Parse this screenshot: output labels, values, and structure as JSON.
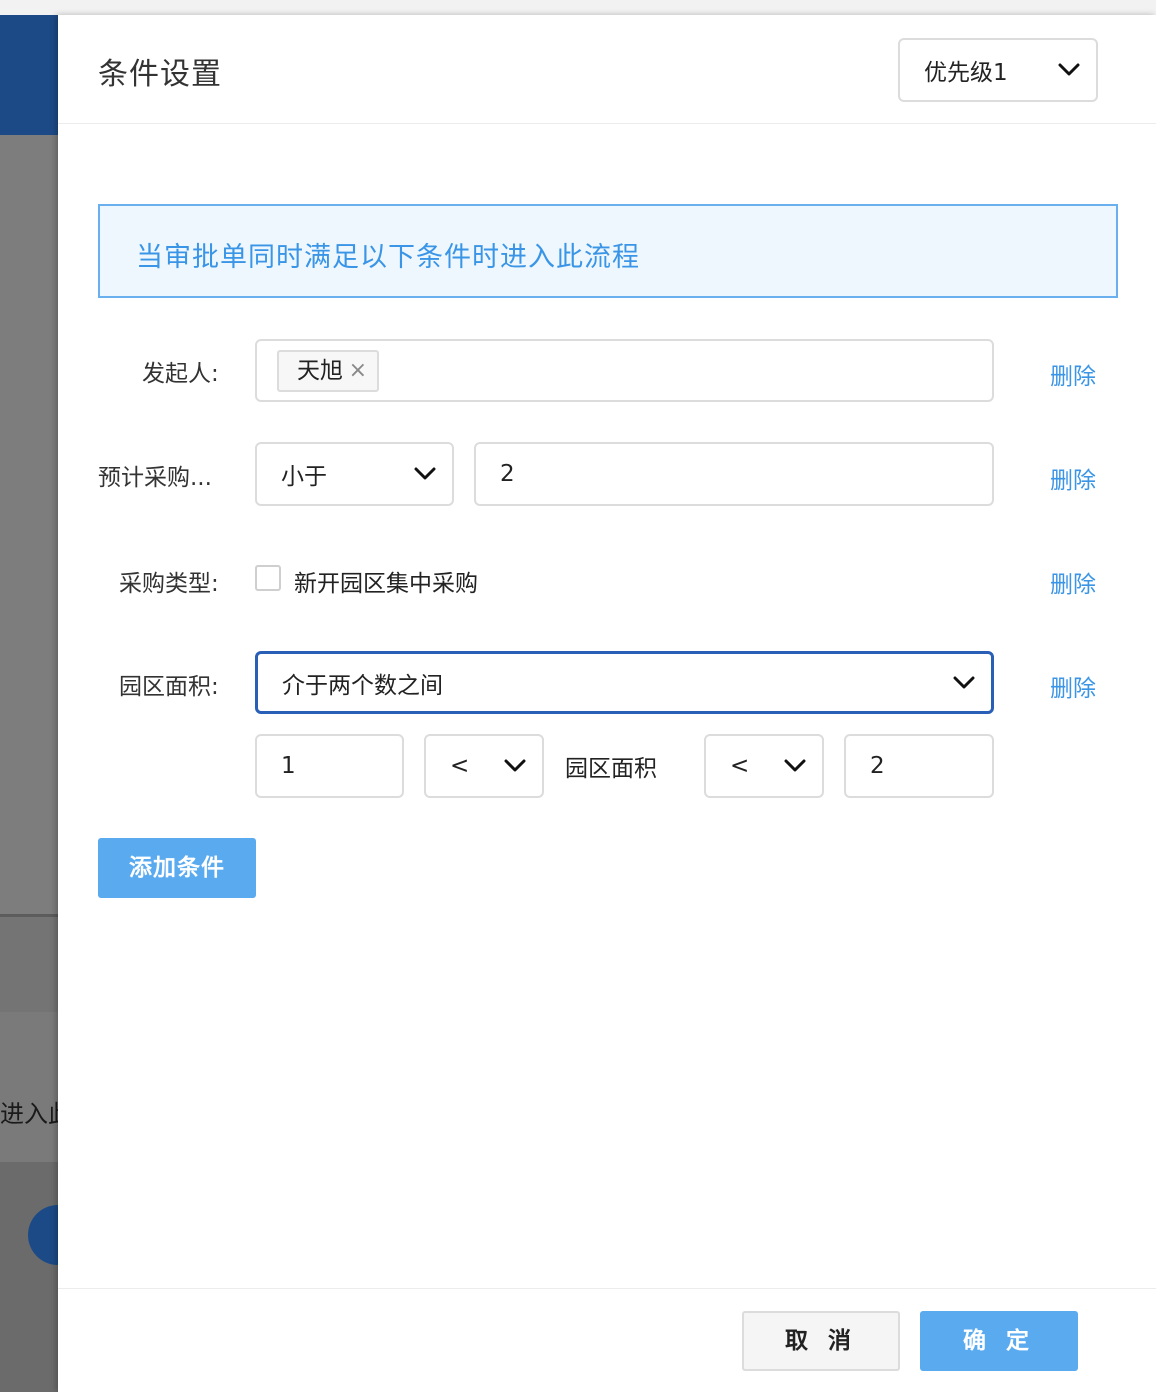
{
  "background": {
    "partial_text": "进入此"
  },
  "drawer": {
    "title": "条件设置",
    "priority": {
      "value": "优先级1"
    },
    "notice": "当审批单同时满足以下条件时进入此流程",
    "delete_label": "删除",
    "conditions": {
      "initiator": {
        "label": "发起人:",
        "tags": [
          "天旭"
        ],
        "tag_remove": "×"
      },
      "budget": {
        "label": "预计采购...",
        "operator": "小于",
        "value": "2"
      },
      "purchase_type": {
        "label": "采购类型:",
        "option": "新开园区集中采购",
        "checked": false
      },
      "park_area": {
        "label": "园区面积:",
        "mode": "介于两个数之间",
        "min": "1",
        "op1": "<",
        "field": "园区面积",
        "op2": "<",
        "max": "2"
      }
    },
    "add_condition": "添加条件",
    "footer": {
      "cancel": "取 消",
      "ok": "确 定"
    }
  },
  "colors": {
    "accent": "#5aaaf0",
    "link": "#3a95e6",
    "notice_bg": "#eef7fe",
    "focus_border": "#2a5fb8",
    "background_header": "#1c4a86"
  }
}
-------------------------
[Request]:
Skip the images and write out the rest of the listing exactly.

[Correct output]:
Parse this screenshot: output labels, values, and structure as JSON.
{
  "background": {
    "partial_text": "进入此"
  },
  "drawer": {
    "title": "条件设置",
    "priority": {
      "value": "优先级1"
    },
    "notice": "当审批单同时满足以下条件时进入此流程",
    "delete_label": "删除",
    "conditions": {
      "initiator": {
        "label": "发起人:",
        "tags": [
          "天旭"
        ],
        "tag_remove": "×"
      },
      "budget": {
        "label": "预计采购...",
        "operator": "小于",
        "value": "2"
      },
      "purchase_type": {
        "label": "采购类型:",
        "option": "新开园区集中采购",
        "checked": false
      },
      "park_area": {
        "label": "园区面积:",
        "mode": "介于两个数之间",
        "min": "1",
        "op1": "<",
        "field": "园区面积",
        "op2": "<",
        "max": "2"
      }
    },
    "add_condition": "添加条件",
    "footer": {
      "cancel": "取 消",
      "ok": "确 定"
    }
  },
  "colors": {
    "accent": "#5aaaf0",
    "link": "#3a95e6",
    "notice_bg": "#eef7fe",
    "focus_border": "#2a5fb8",
    "background_header": "#1c4a86"
  }
}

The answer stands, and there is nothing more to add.